The entire listing is to be repeated verbatim.
========
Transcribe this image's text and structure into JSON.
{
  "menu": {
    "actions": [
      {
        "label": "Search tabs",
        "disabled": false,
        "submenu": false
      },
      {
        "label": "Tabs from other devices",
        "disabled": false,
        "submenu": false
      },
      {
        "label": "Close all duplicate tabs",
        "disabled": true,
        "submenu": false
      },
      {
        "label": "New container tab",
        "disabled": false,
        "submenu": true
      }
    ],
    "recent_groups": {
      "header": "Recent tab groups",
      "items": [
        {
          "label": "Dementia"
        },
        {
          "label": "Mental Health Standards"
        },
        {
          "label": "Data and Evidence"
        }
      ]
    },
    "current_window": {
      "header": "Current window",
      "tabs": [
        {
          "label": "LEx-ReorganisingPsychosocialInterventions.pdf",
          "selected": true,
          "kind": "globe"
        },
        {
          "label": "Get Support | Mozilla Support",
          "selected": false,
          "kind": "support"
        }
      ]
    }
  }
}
========
• [Exercise result]
Transcribe this image's text and structure into JSON.
{
  "menu": {
    "actions": [
      {
        "label": "Search tabs",
        "disabled": false,
        "submenu": false
      },
      {
        "label": "Tabs from other devices",
        "disabled": false,
        "submenu": false
      },
      {
        "label": "Close all duplicate tabs",
        "disabled": true,
        "submenu": false
      },
      {
        "label": "New container tab",
        "disabled": false,
        "submenu": true
      }
    ],
    "recent_groups": {
      "header": "Recent tab groups",
      "items": [
        {
          "label": "Dementia"
        },
        {
          "label": "Mental Health Standards"
        },
        {
          "label": "Data and Evidence"
        }
      ]
    },
    "current_window": {
      "header": "Current window",
      "tabs": [
        {
          "label": "LEx-ReorganisingPsychosocialInterventions.pdf",
          "selected": true,
          "kind": "globe"
        },
        {
          "label": "Get Support | Mozilla Support",
          "selected": false,
          "kind": "support"
        }
      ]
    }
  }
}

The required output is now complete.